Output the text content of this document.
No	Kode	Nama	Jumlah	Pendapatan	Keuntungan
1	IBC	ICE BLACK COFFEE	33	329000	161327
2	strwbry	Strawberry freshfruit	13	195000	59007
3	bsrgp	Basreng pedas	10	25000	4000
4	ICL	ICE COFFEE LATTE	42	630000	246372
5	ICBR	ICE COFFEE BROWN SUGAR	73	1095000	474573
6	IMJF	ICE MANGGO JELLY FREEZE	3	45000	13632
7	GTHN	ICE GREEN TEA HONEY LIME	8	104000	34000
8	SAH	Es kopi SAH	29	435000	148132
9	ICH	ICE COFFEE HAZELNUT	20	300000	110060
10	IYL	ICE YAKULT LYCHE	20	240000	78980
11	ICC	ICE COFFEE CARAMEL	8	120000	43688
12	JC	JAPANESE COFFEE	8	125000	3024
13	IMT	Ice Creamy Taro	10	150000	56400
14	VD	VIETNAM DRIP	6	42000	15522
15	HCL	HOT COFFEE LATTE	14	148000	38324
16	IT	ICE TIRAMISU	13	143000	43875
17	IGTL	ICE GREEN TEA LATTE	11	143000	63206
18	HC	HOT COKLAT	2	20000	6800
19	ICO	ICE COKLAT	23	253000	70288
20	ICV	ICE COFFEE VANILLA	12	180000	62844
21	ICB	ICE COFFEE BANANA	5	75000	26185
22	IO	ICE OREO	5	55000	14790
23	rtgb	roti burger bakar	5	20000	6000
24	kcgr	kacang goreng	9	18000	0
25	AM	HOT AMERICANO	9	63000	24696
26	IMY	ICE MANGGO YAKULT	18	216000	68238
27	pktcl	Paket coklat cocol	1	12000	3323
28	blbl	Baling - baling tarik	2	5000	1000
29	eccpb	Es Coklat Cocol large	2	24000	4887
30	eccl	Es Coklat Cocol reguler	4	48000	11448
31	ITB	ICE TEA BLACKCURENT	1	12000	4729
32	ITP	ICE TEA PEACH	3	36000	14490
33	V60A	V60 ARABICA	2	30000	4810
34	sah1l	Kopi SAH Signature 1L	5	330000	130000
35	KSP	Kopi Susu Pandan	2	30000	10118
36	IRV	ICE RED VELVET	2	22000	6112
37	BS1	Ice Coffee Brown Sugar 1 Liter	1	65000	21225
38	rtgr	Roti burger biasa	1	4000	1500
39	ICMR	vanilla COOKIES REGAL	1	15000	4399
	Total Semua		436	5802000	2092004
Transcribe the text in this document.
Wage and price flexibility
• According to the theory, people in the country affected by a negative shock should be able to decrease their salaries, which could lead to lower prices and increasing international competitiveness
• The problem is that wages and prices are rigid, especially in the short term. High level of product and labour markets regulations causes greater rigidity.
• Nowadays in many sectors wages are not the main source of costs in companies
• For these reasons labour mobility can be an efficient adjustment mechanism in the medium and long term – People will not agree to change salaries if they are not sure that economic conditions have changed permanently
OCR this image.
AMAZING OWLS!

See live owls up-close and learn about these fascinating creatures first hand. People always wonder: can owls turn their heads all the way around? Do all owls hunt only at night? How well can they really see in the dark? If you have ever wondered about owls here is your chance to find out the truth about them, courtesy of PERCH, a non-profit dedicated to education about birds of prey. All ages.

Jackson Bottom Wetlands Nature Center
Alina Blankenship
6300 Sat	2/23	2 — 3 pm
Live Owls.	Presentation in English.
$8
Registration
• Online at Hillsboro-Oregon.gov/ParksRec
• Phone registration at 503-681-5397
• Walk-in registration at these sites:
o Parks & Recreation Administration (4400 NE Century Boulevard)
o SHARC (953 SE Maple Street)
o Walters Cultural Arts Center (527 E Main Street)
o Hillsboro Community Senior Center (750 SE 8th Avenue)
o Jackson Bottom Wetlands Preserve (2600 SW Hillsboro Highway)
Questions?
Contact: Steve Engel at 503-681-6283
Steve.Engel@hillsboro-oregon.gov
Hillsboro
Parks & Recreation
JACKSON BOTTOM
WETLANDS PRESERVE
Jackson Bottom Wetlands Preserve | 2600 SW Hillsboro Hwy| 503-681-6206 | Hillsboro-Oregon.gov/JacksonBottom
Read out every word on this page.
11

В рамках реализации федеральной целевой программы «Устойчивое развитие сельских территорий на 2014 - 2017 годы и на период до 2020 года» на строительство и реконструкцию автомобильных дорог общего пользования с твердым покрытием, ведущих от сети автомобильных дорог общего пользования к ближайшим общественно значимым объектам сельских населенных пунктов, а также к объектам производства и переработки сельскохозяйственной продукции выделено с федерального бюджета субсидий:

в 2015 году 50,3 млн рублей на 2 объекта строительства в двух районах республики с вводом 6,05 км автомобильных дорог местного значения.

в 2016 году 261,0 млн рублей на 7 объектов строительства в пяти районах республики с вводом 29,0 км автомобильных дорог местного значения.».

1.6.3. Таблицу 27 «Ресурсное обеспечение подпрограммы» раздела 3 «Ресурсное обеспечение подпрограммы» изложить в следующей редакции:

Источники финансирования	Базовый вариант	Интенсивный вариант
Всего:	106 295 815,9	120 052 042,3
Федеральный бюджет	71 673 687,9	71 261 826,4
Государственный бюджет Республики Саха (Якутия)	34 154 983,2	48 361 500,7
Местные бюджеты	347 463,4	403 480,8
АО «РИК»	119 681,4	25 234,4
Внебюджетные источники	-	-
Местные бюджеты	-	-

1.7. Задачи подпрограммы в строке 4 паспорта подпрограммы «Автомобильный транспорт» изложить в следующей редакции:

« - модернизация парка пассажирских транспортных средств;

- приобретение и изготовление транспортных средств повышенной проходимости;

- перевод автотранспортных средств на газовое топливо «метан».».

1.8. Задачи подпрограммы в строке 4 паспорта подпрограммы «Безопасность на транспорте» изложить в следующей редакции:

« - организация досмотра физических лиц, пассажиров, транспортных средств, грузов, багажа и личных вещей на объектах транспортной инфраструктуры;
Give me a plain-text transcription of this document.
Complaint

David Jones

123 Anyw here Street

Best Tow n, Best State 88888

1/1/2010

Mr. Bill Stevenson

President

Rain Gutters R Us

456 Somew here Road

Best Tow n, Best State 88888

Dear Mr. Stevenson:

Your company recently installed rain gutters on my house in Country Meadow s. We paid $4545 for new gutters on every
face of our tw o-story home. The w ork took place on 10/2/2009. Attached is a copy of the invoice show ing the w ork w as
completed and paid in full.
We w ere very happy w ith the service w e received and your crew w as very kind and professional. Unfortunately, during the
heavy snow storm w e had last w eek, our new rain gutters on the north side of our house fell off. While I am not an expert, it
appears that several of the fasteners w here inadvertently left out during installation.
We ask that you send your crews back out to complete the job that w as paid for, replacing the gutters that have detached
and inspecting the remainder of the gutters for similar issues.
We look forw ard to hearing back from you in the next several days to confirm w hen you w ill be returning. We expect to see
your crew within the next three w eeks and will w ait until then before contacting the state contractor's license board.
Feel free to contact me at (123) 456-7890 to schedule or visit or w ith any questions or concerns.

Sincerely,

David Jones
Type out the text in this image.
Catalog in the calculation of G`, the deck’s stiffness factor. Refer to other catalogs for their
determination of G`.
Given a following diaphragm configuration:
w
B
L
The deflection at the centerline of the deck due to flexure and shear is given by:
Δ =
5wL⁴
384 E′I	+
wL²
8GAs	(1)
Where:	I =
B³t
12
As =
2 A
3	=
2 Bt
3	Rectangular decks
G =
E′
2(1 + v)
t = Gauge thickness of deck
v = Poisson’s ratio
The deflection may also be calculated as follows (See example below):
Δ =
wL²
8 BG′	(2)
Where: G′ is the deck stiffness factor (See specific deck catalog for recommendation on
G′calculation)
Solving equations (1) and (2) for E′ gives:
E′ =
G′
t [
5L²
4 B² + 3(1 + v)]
- - -
#### REQUIREMENT:
Output the full listing exactly as it stands.

#### TASK ANSWER:
Output the text content of this document.
No	Kode	Nama	Jumlah	Pendapatan	Keuntungan
1	IBC	ICE BLACK COFFEE	33	329000	161327
2	strwbry	Strawberry freshfruit	13	195000	59007
3	bsrgp	Basreng pedas	10	25000	4000
4	ICL	ICE COFFEE LATTE	42	630000	246372
5	ICBR	ICE COFFEE BROWN SUGAR	73	1095000	474573
6	IMJF	ICE MANGGO JELLY FREEZE	3	45000	13632
7	GTHN	ICE GREEN TEA HONEY LIME	8	104000	34000
8	SAH	Es kopi SAH	29	435000	148132
9	ICH	ICE COFFEE HAZELNUT	20	300000	110060
10	IYL	ICE YAKULT LYCHE	20	240000	78980
11	ICC	ICE COFFEE CARAMEL	8	120000	43688
12	JC	JAPANESE COFFEE	8	125000	3024
13	IMT	Ice Creamy Taro	10	150000	56400
14	VD	VIETNAM DRIP	6	42000	15522
15	HCL	HOT COFFEE LATTE	14	148000	38324
16	IT	ICE TIRAMISU	13	143000	43875
17	IGTL	ICE GREEN TEA LATTE	11	143000	63206
18	HC	HOT COKLAT	2	20000	6800
19	ICO	ICE COKLAT	23	253000	70288
20	ICV	ICE COFFEE VANILLA	12	180000	62844
21	ICB	ICE COFFEE BANANA	5	75000	26185
22	IO	ICE OREO	5	55000	14790
23	rtgb	roti burger bakar	5	20000	6000
24	kcgr	kacang goreng	9	18000	0
25	AM	HOT AMERICANO	9	63000	24696
26	IMY	ICE MANGGO YAKULT	18	216000	68238
27	pktcl	Paket coklat cocol	1	12000	3323
28	blbl	Baling - baling tarik	2	5000	1000
29	eccpb	Es Coklat Cocol large	2	24000	4887
30	eccl	Es Coklat Cocol reguler	4	48000	11448
31	ITB	ICE TEA BLACKCURENT	1	12000	4729
32	ITP	ICE TEA PEACH	3	36000	14490
33	V60A	V60 ARABICA	2	30000	4810
34	sah1l	Kopi SAH Signature 1L	5	330000	130000
35	KSP	Kopi Susu Pandan	2	30000	10118
36	IRV	ICE RED VELVET	2	22000	6112
37	BS1	Ice Coffee Brown Sugar 1 Liter	1	65000	21225
38	rtgr	Roti burger biasa	1	4000	1500
39	ICMR	vanilla COOKIES REGAL	1	15000	4399
	Total Semua		436	5802000	2092004
Transcribe the text in this document.
Wage and price flexibility
• According to the theory, people in the country affected by a negative shock should be able to decrease their salaries, which could lead to lower prices and increasing international competitiveness
• The problem is that wages and prices are rigid, especially in the short term. High level of product and labour markets regulations causes greater rigidity.
• Nowadays in many sectors wages are not the main source of costs in companies
• For these reasons labour mobility can be an efficient adjustment mechanism in the medium and long term – People will not agree to change salaries if they are not sure that economic conditions have changed permanently
OCR this image.
AMAZING OWLS!

See live owls up-close and learn about these fascinating creatures first hand. People always wonder: can owls turn their heads all the way around? Do all owls hunt only at night? How well can they really see in the dark? If you have ever wondered about owls here is your chance to find out the truth about them, courtesy of PERCH, a non-profit dedicated to education about birds of prey. All ages.

Jackson Bottom Wetlands Nature Center
Alina Blankenship
6300 Sat	2/23	2 — 3 pm
Live Owls.	Presentation in English.
$8
Registration
• Online at Hillsboro-Oregon.gov/ParksRec
• Phone registration at 503-681-5397
• Walk-in registration at these sites:
o Parks & Recreation Administration (4400 NE Century Boulevard)
o SHARC (953 SE Maple Street)
o Walters Cultural Arts Center (527 E Main Street)
o Hillsboro Community Senior Center (750 SE 8th Avenue)
o Jackson Bottom Wetlands Preserve (2600 SW Hillsboro Highway)
Questions?
Contact: Steve Engel at 503-681-6283
Steve.Engel@hillsboro-oregon.gov
Hillsboro
Parks & Recreation
JACKSON BOTTOM
WETLANDS PRESERVE
Jackson Bottom Wetlands Preserve | 2600 SW Hillsboro Hwy| 503-681-6206 | Hillsboro-Oregon.gov/JacksonBottom
Read out every word on this page.
11

В рамках реализации федеральной целевой программы «Устойчивое развитие сельских территорий на 2014 - 2017 годы и на период до 2020 года» на строительство и реконструкцию автомобильных дорог общего пользования с твердым покрытием, ведущих от сети автомобильных дорог общего пользования к ближайшим общественно значимым объектам сельских населенных пунктов, а также к объектам производства и переработки сельскохозяйственной продукции выделено с федерального бюджета субсидий:

в 2015 году 50,3 млн рублей на 2 объекта строительства в двух районах республики с вводом 6,05 км автомобильных дорог местного значения.

в 2016 году 261,0 млн рублей на 7 объектов строительства в пяти районах республики с вводом 29,0 км автомобильных дорог местного значения.».

1.6.3. Таблицу 27 «Ресурсное обеспечение подпрограммы» раздела 3 «Ресурсное обеспечение подпрограммы» изложить в следующей редакции:

Источники финансирования	Базовый вариант	Интенсивный вариант
Всего:	106 295 815,9	120 052 042,3
Федеральный бюджет	71 673 687,9	71 261 826,4
Государственный бюджет Республики Саха (Якутия)	34 154 983,2	48 361 500,7
Местные бюджеты	347 463,4	403 480,8
АО «РИК»	119 681,4	25 234,4
Внебюджетные источники	-	-
Местные бюджеты	-	-

1.7. Задачи подпрограммы в строке 4 паспорта подпрограммы «Автомобильный транспорт» изложить в следующей редакции:

« - модернизация парка пассажирских транспортных средств;

- приобретение и изготовление транспортных средств повышенной проходимости;

- перевод автотранспортных средств на газовое топливо «метан».».

1.8. Задачи подпрограммы в строке 4 паспорта подпрограммы «Безопасность на транспорте» изложить в следующей редакции:

« - организация досмотра физических лиц, пассажиров, транспортных средств, грузов, багажа и личных вещей на объектах транспортной инфраструктуры;
Give me a plain-text transcription of this document.
Complaint

David Jones

123 Anyw here Street

Best Tow n, Best State 88888

1/1/2010

Mr. Bill Stevenson

President

Rain Gutters R Us

456 Somew here Road

Best Tow n, Best State 88888

Dear Mr. Stevenson:

Your company recently installed rain gutters on my house in Country Meadow s. We paid $4545 for new gutters on every
face of our tw o-story home. The w ork took place on 10/2/2009. Attached is a copy of the invoice show ing the w ork w as
completed and paid in full.
We w ere very happy w ith the service w e received and your crew w as very kind and professional. Unfortunately, during the
heavy snow storm w e had last w eek, our new rain gutters on the north side of our house fell off. While I am not an expert, it
appears that several of the fasteners w here inadvertently left out during installation.
We ask that you send your crews back out to complete the job that w as paid for, replacing the gutters that have detached
and inspecting the remainder of the gutters for similar issues.
We look forw ard to hearing back from you in the next several days to confirm w hen you w ill be returning. We expect to see
your crew within the next three w eeks and will w ait until then before contacting the state contractor's license board.
Feel free to contact me at (123) 456-7890 to schedule or visit or w ith any questions or concerns.

Sincerely,

David Jones
Type out the text in this image.
Catalog in the calculation of G`, the deck’s stiffness factor. Refer to other catalogs for their
determination of G`.
Given a following diaphragm configuration:
w
B
L
The deflection at the centerline of the deck due to flexure and shear is given by:
Δ =
5wL⁴
384 E′I	+
wL²
8GAs	(1)
Where:	I =
B³t
12
As =
2 A
3	=
2 Bt
3	Rectangular decks
G =
E′
2(1 + v)
t = Gauge thickness of deck
v = Poisson’s ratio
The deflection may also be calculated as follows (See example below):
Δ =
wL²
8 BG′	(2)
Where: G′ is the deck stiffness factor (See specific deck catalog for recommendation on
G′calculation)
Solving equations (1) and (2) for E′ gives:
E′ =
G′
t [
5L²
4 B² + 3(1 + v)]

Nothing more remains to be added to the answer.